Collected data:

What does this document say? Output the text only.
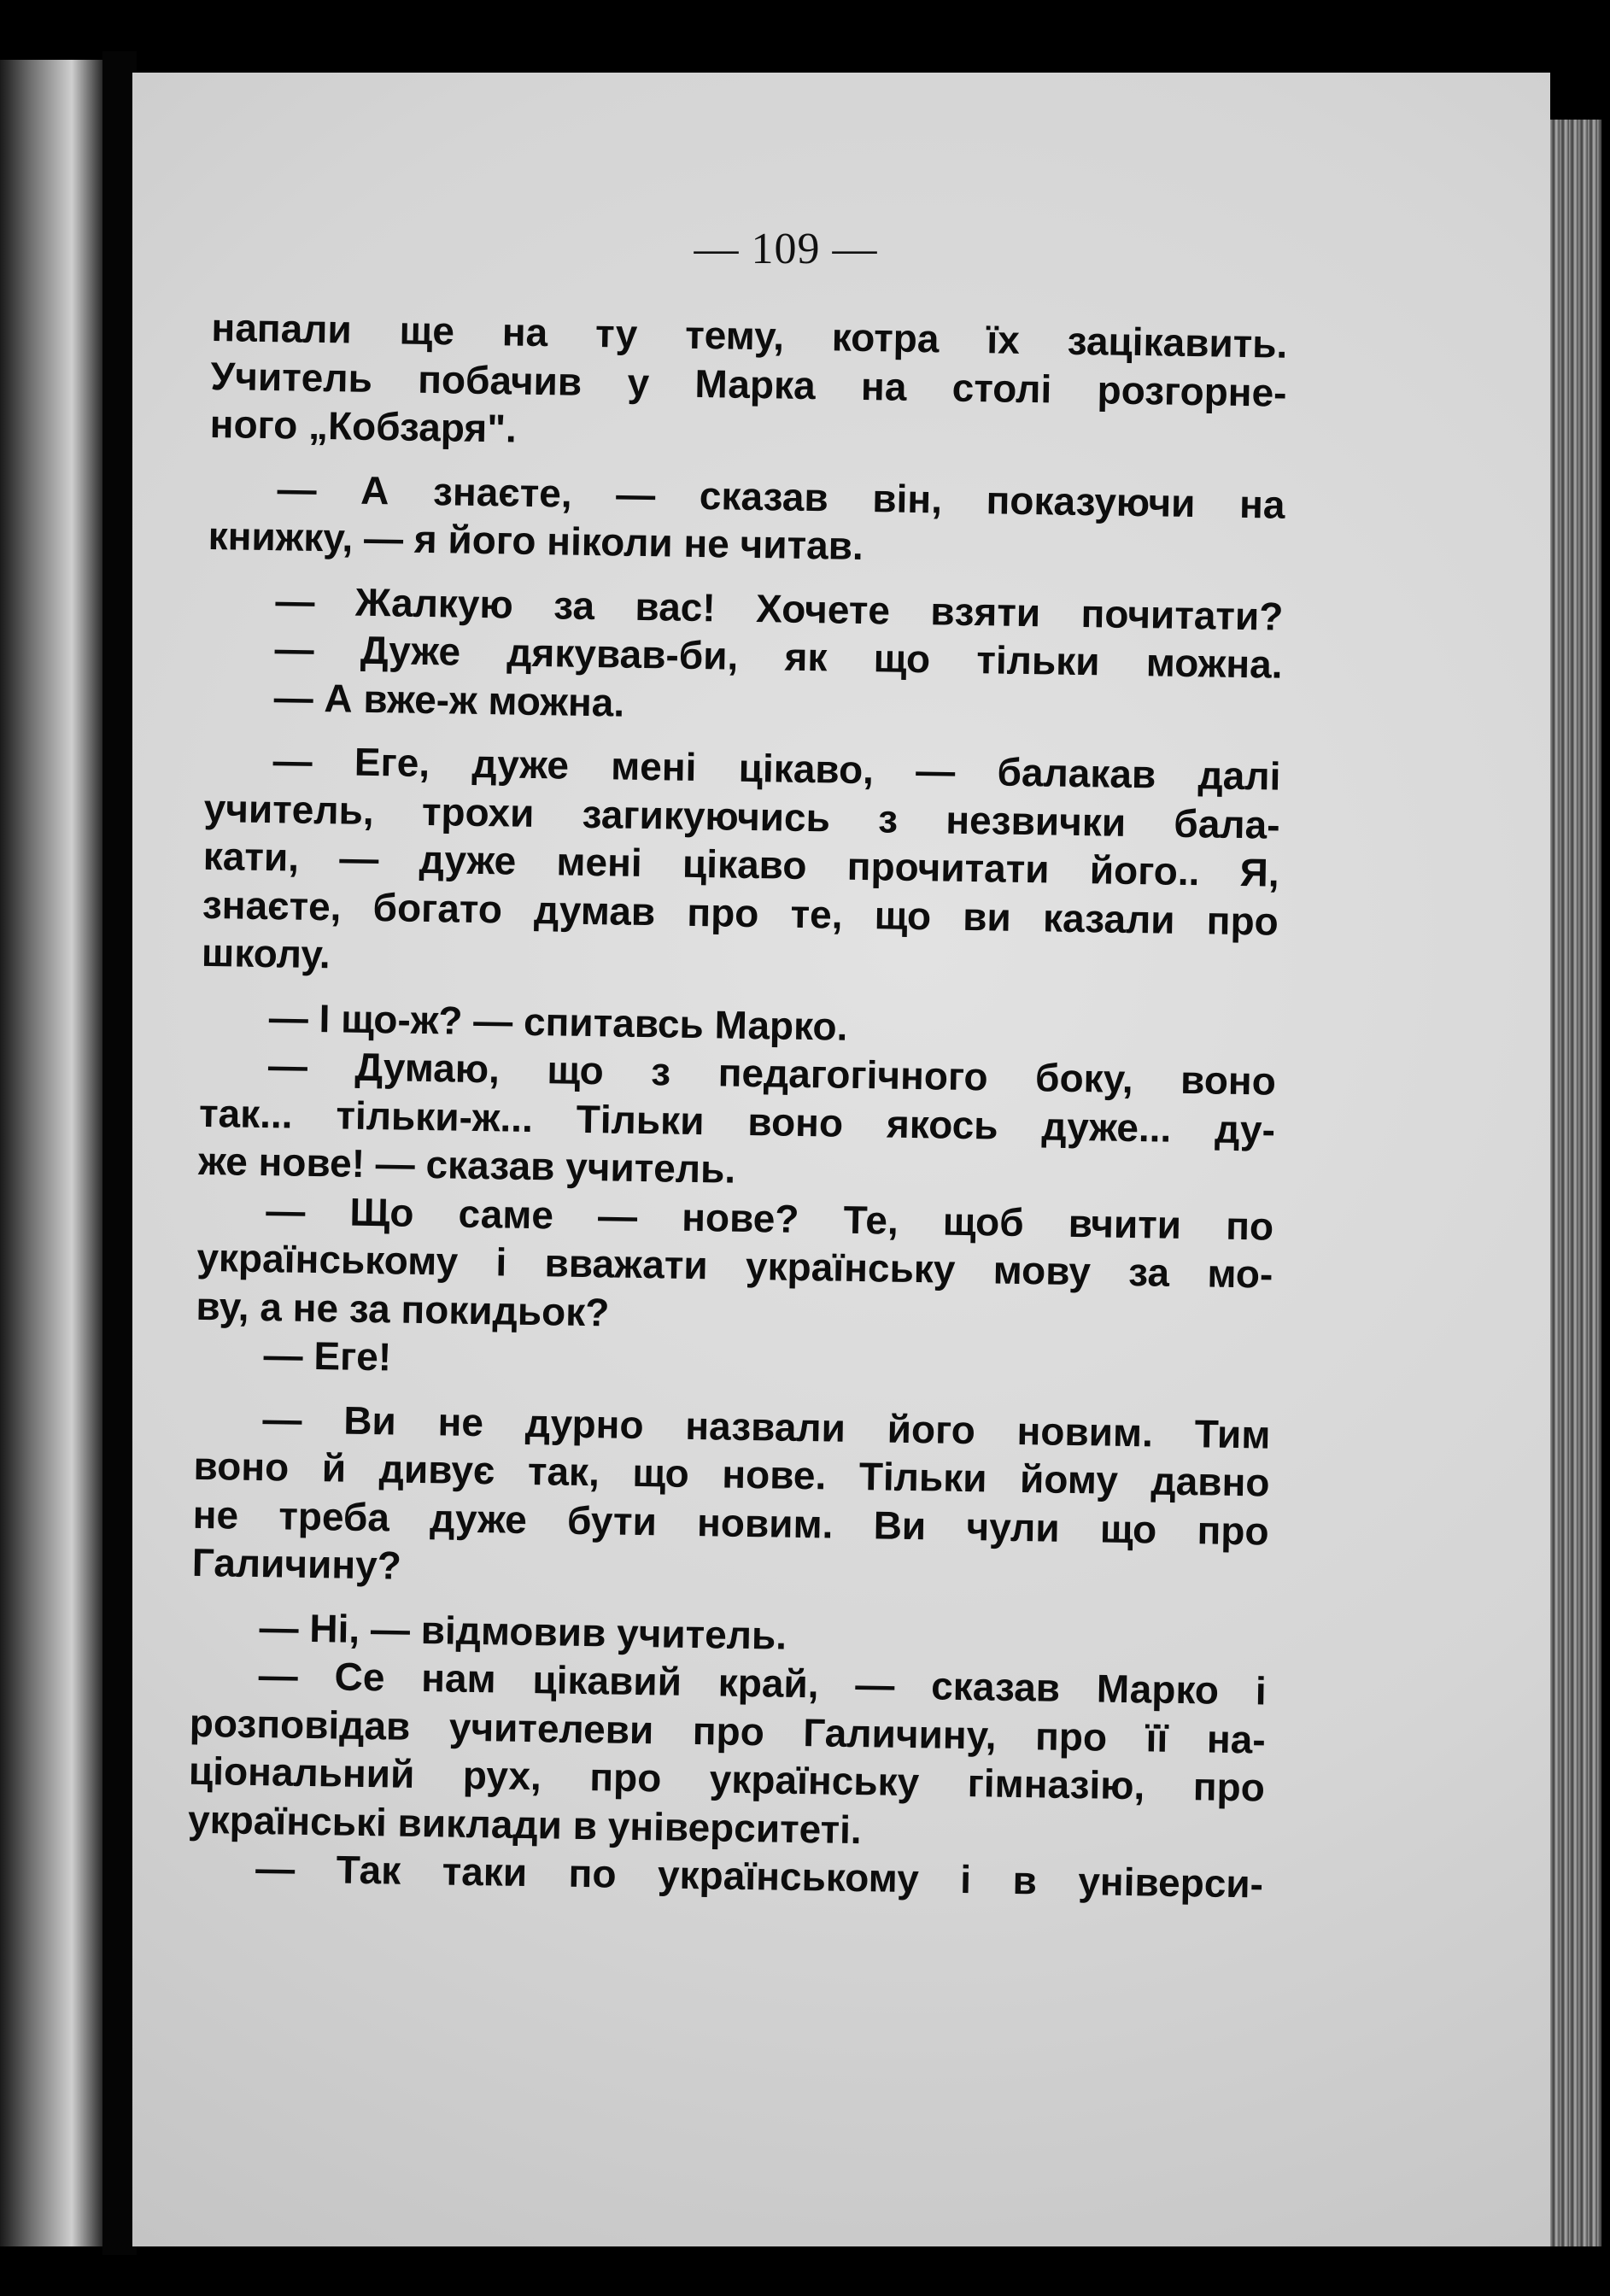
— 109 —
напали ще на ту тему, котра їх зацікавить.
Учитель побачив у Марка на столі розгорне-
ного „Кобзаря".
— А знаєте, — сказав він, показуючи на
книжку, — я його ніколи не читав.
— Жалкую за вас! Хочете взяти почитати?
— Дуже дякував-би, як що тільки можна.
— А вже-ж можна.
— Еге, дуже мені цікаво, — балакав далі
учитель, трохи загикуючись з незвички бала-
кати, — дуже мені цікаво прочитати його.. Я,
знаєте, богато думав про те, що ви казали про
школу.
— І що-ж? — спитавсь Марко.
— Думаю, що з педагогічного боку, воно
так... тільки-ж... Тільки воно якось дуже... ду-
же нове! — сказав учитель.
— Що саме — нове? Те, щоб вчити по
українському і вважати українську мову за мо-
ву, а не за покидьок?
— Еге!
— Ви не дурно назвали його новим. Тим
воно й дивує так, що нове. Тільки йому давно
не треба дуже бути новим. Ви чули що про
Галичину?
— Ні, — відмовив учитель.
— Се нам цікавий край, — сказав Марко і
розповідав учителеви про Галичину, про її на-
ціональний рух, про українську гімназію, про
українські виклади в університеті.
— Так таки по українському і в універси-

WORK REQUIRED
Each line of the material must be retyped exactly, except that images are omitted.

RESPONSE TO THE TASK
What does this document say? Output the text only.
— 109 —
напали ще на ту тему, котра їх зацікавить.
Учитель побачив у Марка на столі розгорне-
ного „Кобзаря".
— А знаєте, — сказав він, показуючи на
книжку, — я його ніколи не читав.
— Жалкую за вас! Хочете взяти почитати?
— Дуже дякував-би, як що тільки можна.
— А вже-ж можна.
— Еге, дуже мені цікаво, — балакав далі
учитель, трохи загикуючись з незвички бала-
кати, — дуже мені цікаво прочитати його.. Я,
знаєте, богато думав про те, що ви казали про
школу.
— І що-ж? — спитавсь Марко.
— Думаю, що з педагогічного боку, воно
так... тільки-ж... Тільки воно якось дуже... ду-
же нове! — сказав учитель.
— Що саме — нове? Те, щоб вчити по
українському і вважати українську мову за мо-
ву, а не за покидьок?
— Еге!
— Ви не дурно назвали його новим. Тим
воно й дивує так, що нове. Тільки йому давно
не треба дуже бути новим. Ви чули що про
Галичину?
— Ні, — відмовив учитель.
— Се нам цікавий край, — сказав Марко і
розповідав учителеви про Галичину, про її на-
ціональний рух, про українську гімназію, про
українські виклади в університеті.
— Так таки по українському і в універси-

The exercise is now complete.